## Provided passage
━━━━━━

Epic: deterministic network health scoring and recommendation framework

[DarinShapiro]

Problem

The project can expose topology, node status, and radio/link observations, but it does not yet produce a deterministic, auditable measure of overall Thread mesh health. That leaves both the UI and the AI layer without a stable basis for answering questions like:

• Is the network healthy right now?
• Which routers are under-redundant?
• Which links are weak but structurally important?
• Where would adding one more mains-powered router improve resilience the most?

Goal

Introduce a backend-owned network health model that computes:

• edge quality scores for observed router and parent links
• node-level resilience and redundancy metrics
• network-wide health and bottleneck metrics
• ranked improvement opportunities and placement candidates

The AI layer should consume these computed facts and explain them. It should not derive core health scores from raw payloads on its own.

Why this matters

• Gives users a fast, interpretable answer to overall mesh health.

━━━━━━

## Input records
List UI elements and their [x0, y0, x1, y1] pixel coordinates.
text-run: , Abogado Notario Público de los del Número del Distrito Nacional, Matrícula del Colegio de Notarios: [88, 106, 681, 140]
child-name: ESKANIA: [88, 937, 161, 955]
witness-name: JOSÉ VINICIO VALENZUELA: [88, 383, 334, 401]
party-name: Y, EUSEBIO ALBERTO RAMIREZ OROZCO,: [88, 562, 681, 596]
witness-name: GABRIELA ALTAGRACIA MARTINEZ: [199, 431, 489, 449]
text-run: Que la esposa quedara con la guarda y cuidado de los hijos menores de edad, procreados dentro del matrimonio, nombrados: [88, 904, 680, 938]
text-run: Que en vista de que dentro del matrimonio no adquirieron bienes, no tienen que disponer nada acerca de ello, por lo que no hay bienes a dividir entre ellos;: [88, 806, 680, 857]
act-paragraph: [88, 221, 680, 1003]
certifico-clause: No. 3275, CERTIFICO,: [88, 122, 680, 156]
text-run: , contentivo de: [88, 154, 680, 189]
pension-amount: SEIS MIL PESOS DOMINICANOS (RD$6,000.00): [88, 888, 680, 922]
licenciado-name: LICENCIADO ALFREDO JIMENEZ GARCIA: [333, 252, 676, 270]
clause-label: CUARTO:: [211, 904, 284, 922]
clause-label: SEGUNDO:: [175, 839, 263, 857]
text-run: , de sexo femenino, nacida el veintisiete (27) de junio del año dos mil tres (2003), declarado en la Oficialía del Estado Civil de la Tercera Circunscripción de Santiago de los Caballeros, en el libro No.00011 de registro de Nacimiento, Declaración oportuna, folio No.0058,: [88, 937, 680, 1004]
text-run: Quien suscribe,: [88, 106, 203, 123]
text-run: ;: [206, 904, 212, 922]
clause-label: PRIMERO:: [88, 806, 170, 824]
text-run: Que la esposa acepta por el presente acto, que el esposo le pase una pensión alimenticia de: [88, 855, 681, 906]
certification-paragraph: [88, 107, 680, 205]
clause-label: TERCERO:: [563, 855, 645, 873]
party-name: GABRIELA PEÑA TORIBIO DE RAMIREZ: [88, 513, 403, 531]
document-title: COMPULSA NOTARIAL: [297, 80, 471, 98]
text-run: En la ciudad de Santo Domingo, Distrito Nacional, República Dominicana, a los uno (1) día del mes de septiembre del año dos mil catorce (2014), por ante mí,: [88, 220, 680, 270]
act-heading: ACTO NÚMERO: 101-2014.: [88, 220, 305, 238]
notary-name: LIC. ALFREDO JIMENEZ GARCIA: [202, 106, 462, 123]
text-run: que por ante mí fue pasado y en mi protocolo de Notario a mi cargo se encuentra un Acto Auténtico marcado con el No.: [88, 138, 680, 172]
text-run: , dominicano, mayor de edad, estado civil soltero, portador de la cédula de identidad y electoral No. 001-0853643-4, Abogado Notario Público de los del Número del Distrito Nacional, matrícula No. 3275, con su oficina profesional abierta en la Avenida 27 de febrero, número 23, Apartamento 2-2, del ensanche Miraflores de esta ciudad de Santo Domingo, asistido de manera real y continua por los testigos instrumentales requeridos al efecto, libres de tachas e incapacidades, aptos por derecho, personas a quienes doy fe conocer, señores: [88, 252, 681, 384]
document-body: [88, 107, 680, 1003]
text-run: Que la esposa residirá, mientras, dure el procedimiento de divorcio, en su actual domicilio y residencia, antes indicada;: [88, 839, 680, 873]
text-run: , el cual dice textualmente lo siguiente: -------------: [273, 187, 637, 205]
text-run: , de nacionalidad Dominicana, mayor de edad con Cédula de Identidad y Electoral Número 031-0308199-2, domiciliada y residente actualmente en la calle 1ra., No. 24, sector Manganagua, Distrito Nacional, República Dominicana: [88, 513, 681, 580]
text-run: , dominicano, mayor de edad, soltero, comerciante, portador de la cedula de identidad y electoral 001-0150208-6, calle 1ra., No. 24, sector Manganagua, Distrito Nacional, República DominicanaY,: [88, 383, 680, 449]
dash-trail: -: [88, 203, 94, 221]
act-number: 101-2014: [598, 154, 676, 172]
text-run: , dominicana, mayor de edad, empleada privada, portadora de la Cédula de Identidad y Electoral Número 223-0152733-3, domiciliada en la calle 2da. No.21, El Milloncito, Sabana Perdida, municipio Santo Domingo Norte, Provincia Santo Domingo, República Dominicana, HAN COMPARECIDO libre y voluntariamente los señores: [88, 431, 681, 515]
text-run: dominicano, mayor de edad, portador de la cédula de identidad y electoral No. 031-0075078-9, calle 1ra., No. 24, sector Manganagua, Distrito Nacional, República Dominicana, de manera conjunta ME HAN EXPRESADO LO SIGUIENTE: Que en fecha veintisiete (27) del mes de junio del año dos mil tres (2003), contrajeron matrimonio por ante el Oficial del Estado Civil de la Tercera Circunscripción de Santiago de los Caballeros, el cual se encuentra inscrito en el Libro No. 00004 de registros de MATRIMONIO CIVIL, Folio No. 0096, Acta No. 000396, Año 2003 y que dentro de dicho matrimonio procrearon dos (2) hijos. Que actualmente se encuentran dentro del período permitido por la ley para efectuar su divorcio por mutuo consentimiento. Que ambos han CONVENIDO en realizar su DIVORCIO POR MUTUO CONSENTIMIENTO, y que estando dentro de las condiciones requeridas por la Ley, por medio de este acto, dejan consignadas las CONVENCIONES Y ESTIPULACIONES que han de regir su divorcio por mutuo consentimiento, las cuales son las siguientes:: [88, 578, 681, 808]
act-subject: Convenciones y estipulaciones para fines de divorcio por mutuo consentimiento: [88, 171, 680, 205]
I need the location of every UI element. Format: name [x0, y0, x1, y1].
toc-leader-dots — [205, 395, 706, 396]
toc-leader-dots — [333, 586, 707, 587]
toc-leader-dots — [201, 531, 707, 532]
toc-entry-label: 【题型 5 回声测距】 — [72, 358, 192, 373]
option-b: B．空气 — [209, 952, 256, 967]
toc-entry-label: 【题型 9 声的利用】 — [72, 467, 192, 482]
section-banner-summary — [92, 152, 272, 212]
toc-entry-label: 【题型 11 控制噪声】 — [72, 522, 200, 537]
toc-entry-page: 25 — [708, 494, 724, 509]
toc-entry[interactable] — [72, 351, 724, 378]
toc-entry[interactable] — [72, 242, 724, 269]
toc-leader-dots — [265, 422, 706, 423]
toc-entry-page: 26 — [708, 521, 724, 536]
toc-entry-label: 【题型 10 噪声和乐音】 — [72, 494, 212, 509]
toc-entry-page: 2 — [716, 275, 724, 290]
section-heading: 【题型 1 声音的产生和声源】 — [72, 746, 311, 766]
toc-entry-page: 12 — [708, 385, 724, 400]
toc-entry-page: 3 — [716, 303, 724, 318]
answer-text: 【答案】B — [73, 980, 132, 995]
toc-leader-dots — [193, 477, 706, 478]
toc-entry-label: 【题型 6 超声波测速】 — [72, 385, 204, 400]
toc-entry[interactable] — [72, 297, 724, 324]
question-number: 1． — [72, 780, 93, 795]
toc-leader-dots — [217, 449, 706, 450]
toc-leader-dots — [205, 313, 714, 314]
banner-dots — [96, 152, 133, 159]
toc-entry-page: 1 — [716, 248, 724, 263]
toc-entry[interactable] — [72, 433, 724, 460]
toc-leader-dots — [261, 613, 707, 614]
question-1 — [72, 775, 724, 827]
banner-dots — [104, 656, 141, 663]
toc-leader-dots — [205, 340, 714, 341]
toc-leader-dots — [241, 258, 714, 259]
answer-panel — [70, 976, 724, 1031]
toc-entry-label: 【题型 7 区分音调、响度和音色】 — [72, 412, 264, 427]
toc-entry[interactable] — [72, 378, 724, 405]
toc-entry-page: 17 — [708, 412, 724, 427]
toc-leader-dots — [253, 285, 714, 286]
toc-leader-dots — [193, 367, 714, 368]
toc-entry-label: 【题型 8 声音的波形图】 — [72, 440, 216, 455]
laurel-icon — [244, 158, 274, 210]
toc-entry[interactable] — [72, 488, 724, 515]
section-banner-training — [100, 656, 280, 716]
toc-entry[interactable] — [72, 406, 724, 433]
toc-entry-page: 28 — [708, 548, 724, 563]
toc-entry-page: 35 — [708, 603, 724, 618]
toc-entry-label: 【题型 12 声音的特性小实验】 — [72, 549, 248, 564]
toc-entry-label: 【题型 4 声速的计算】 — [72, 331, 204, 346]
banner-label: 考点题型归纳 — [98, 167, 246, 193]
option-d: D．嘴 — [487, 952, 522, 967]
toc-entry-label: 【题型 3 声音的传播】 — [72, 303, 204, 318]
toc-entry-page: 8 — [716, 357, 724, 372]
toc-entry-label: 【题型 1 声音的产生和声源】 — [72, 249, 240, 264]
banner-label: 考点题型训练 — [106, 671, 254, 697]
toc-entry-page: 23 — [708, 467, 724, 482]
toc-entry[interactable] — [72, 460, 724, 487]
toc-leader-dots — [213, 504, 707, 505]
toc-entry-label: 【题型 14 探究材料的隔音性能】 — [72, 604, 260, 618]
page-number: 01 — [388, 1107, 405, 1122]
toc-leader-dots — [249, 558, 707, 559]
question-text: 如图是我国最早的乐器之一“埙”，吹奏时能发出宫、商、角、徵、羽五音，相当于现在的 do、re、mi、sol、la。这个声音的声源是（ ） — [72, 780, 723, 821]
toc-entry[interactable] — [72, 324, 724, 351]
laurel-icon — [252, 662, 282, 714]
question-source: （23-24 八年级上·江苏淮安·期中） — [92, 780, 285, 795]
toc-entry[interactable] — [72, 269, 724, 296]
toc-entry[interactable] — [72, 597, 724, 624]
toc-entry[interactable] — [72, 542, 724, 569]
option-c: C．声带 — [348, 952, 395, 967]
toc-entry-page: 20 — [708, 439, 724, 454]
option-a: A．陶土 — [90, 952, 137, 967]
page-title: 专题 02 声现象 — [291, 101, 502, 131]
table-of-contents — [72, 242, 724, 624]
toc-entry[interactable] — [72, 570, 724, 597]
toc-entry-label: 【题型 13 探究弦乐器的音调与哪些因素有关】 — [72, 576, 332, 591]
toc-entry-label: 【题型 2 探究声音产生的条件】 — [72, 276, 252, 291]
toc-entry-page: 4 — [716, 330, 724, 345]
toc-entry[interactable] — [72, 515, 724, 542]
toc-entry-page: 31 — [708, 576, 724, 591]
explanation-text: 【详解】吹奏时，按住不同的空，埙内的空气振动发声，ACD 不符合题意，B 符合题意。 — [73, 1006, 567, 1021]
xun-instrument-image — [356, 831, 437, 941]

━━━━━━

## Set exercise A
In the network health write-up, shorten the paragraph that begins "The AI layer should consume" and keep its main facts.
## Set exercise B
Give as a JSON list of strings, one per line, the lines of the records from the very first line through the line that contains "certifico-clause: No. 3275, CERTIFICO,: [88, 122, 680, 156]". Leave out blank lines.
The text and the records come from separate, unrelated sources.

## Worked solution A
The AI layer should explain the computed facts rather than derive core health scores from raw payloads itself.

## Worked solution B
[
  "List UI elements and their [x0, y0, x1, y1] pixel coordinates.",
  "text-run: , Abogado Notario Público de los del Número del Distrito Nacional, Matrícula del Colegio de Notarios: [88, 106, 681, 140]",
  "child-name: ESKANIA: [88, 937, 161, 955]",
  "witness-name: JOSÉ VINICIO VALENZUELA: [88, 383, 334, 401]",
  "party-name: Y, EUSEBIO ALBERTO RAMIREZ OROZCO,: [88, 562, 681, 596]",
  "witness-name: GABRIELA ALTAGRACIA MARTINEZ: [199, 431, 489, 449]",
  "text-run: Que la esposa quedara con la guarda y cuidado de los hijos menores de edad, procreados dentro del matrimonio, nombrados: [88, 904, 680, 938]",
  "text-run: Que en vista de que dentro del matrimonio no adquirieron bienes, no tienen que disponer nada acerca de ello, por lo que no hay bienes a dividir entre ellos;: [88, 806, 680, 857]",
  "act-paragraph: [88, 221, 680, 1003]",
  "certifico-clause: No. 3275, CERTIFICO,: [88, 122, 680, 156]"
]